# START OF Data lines

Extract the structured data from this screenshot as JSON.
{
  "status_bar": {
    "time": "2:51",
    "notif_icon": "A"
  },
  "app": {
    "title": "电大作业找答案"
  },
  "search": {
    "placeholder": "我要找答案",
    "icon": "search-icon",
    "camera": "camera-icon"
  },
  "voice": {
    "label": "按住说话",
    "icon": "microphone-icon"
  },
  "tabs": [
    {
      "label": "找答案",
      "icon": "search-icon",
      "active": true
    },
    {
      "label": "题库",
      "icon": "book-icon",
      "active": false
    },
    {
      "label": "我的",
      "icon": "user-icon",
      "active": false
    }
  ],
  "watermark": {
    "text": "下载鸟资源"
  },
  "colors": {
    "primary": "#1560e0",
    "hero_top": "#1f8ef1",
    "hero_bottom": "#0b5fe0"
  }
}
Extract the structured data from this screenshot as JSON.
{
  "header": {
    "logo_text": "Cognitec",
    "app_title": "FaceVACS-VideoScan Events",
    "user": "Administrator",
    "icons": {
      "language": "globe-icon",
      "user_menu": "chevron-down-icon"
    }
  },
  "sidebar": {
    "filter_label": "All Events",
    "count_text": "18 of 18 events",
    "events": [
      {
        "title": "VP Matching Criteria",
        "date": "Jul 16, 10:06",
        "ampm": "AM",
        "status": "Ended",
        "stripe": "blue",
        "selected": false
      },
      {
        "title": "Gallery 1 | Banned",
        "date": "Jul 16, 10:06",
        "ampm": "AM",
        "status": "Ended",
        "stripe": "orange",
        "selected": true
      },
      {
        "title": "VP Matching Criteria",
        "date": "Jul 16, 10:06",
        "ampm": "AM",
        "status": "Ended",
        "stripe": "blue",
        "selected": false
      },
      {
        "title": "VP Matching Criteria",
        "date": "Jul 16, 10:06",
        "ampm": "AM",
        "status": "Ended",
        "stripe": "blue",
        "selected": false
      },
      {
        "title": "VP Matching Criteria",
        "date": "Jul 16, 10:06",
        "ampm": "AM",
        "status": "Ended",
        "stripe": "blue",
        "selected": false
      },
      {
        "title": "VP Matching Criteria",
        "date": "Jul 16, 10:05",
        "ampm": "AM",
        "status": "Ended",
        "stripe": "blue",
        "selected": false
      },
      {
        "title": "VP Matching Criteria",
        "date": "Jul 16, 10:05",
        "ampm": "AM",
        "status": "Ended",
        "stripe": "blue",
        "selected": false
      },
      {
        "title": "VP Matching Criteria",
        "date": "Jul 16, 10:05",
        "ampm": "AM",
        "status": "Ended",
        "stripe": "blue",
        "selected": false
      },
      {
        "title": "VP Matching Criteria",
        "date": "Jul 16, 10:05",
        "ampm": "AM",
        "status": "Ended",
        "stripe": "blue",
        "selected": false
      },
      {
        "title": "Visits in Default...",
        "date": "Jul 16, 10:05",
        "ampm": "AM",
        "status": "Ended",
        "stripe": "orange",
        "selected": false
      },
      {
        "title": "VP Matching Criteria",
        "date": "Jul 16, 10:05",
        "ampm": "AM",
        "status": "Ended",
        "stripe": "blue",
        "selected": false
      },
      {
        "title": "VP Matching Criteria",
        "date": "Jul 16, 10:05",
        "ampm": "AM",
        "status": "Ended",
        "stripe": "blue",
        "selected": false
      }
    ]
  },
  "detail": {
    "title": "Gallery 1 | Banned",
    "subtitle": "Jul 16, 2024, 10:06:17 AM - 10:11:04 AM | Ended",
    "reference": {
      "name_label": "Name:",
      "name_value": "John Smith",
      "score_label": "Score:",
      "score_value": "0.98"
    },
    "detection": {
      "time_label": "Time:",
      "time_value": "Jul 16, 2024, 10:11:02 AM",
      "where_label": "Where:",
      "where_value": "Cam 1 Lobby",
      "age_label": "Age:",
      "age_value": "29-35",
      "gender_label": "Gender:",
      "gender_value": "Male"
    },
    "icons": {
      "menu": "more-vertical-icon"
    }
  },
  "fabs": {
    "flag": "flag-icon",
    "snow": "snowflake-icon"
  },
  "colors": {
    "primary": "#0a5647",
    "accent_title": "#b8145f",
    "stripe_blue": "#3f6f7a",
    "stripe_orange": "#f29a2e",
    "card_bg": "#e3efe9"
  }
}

# END OF Data lines

Extract each line of the listing above, copying it word for word.

Exercise response
Extract the structured data from this screenshot as JSON.
{
  "status_bar": {
    "time": "2:51",
    "notif_icon": "A"
  },
  "app": {
    "title": "电大作业找答案"
  },
  "search": {
    "placeholder": "我要找答案",
    "icon": "search-icon",
    "camera": "camera-icon"
  },
  "voice": {
    "label": "按住说话",
    "icon": "microphone-icon"
  },
  "tabs": [
    {
      "label": "找答案",
      "icon": "search-icon",
      "active": true
    },
    {
      "label": "题库",
      "icon": "book-icon",
      "active": false
    },
    {
      "label": "我的",
      "icon": "user-icon",
      "active": false
    }
  ],
  "watermark": {
    "text": "下载鸟资源"
  },
  "colors": {
    "primary": "#1560e0",
    "hero_top": "#1f8ef1",
    "hero_bottom": "#0b5fe0"
  }
}
Extract the structured data from this screenshot as JSON.
{
  "header": {
    "logo_text": "Cognitec",
    "app_title": "FaceVACS-VideoScan Events",
    "user": "Administrator",
    "icons": {
      "language": "globe-icon",
      "user_menu": "chevron-down-icon"
    }
  },
  "sidebar": {
    "filter_label": "All Events",
    "count_text": "18 of 18 events",
    "events": [
      {
        "title": "VP Matching Criteria",
        "date": "Jul 16, 10:06",
        "ampm": "AM",
        "status": "Ended",
        "stripe": "blue",
        "selected": false
      },
      {
        "title": "Gallery 1 | Banned",
        "date": "Jul 16, 10:06",
        "ampm": "AM",
        "status": "Ended",
        "stripe": "orange",
        "selected": true
      },
      {
        "title": "VP Matching Criteria",
        "date": "Jul 16, 10:06",
        "ampm": "AM",
        "status": "Ended",
        "stripe": "blue",
        "selected": false
      },
      {
        "title": "VP Matching Criteria",
        "date": "Jul 16, 10:06",
        "ampm": "AM",
        "status": "Ended",
        "stripe": "blue",
        "selected": false
      },
      {
        "title": "VP Matching Criteria",
        "date": "Jul 16, 10:06",
        "ampm": "AM",
        "status": "Ended",
        "stripe": "blue",
        "selected": false
      },
      {
        "title": "VP Matching Criteria",
        "date": "Jul 16, 10:05",
        "ampm": "AM",
        "status": "Ended",
        "stripe": "blue",
        "selected": false
      },
      {
        "title": "VP Matching Criteria",
        "date": "Jul 16, 10:05",
        "ampm": "AM",
        "status": "Ended",
        "stripe": "blue",
        "selected": false
      },
      {
        "title": "VP Matching Criteria",
        "date": "Jul 16, 10:05",
        "ampm": "AM",
        "status": "Ended",
        "stripe": "blue",
        "selected": false
      },
      {
        "title": "VP Matching Criteria",
        "date": "Jul 16, 10:05",
        "ampm": "AM",
        "status": "Ended",
        "stripe": "blue",
        "selected": false
      },
      {
        "title": "Visits in Default...",
        "date": "Jul 16, 10:05",
        "ampm": "AM",
        "status": "Ended",
        "stripe": "orange",
        "selected": false
      },
      {
        "title": "VP Matching Criteria",
        "date": "Jul 16, 10:05",
        "ampm": "AM",
        "status": "Ended",
        "stripe": "blue",
        "selected": false
      },
      {
        "title": "VP Matching Criteria",
        "date": "Jul 16, 10:05",
        "ampm": "AM",
        "status": "Ended",
        "stripe": "blue",
        "selected": false
      }
    ]
  },
  "detail": {
    "title": "Gallery 1 | Banned",
    "subtitle": "Jul 16, 2024, 10:06:17 AM - 10:11:04 AM | Ended",
    "reference": {
      "name_label": "Name:",
      "name_value": "John Smith",
      "score_label": "Score:",
      "score_value": "0.98"
    },
    "detection": {
      "time_label": "Time:",
      "time_value": "Jul 16, 2024, 10:11:02 AM",
      "where_label": "Where:",
      "where_value": "Cam 1 Lobby",
      "age_label": "Age:",
      "age_value": "29-35",
      "gender_label": "Gender:",
      "gender_value": "Male"
    },
    "icons": {
      "menu": "more-vertical-icon"
    }
  },
  "fabs": {
    "flag": "flag-icon",
    "snow": "snowflake-icon"
  },
  "colors": {
    "primary": "#0a5647",
    "accent_title": "#b8145f",
    "stripe_blue": "#3f6f7a",
    "stripe_orange": "#f29a2e",
    "card_bg": "#e3efe9"
  }
}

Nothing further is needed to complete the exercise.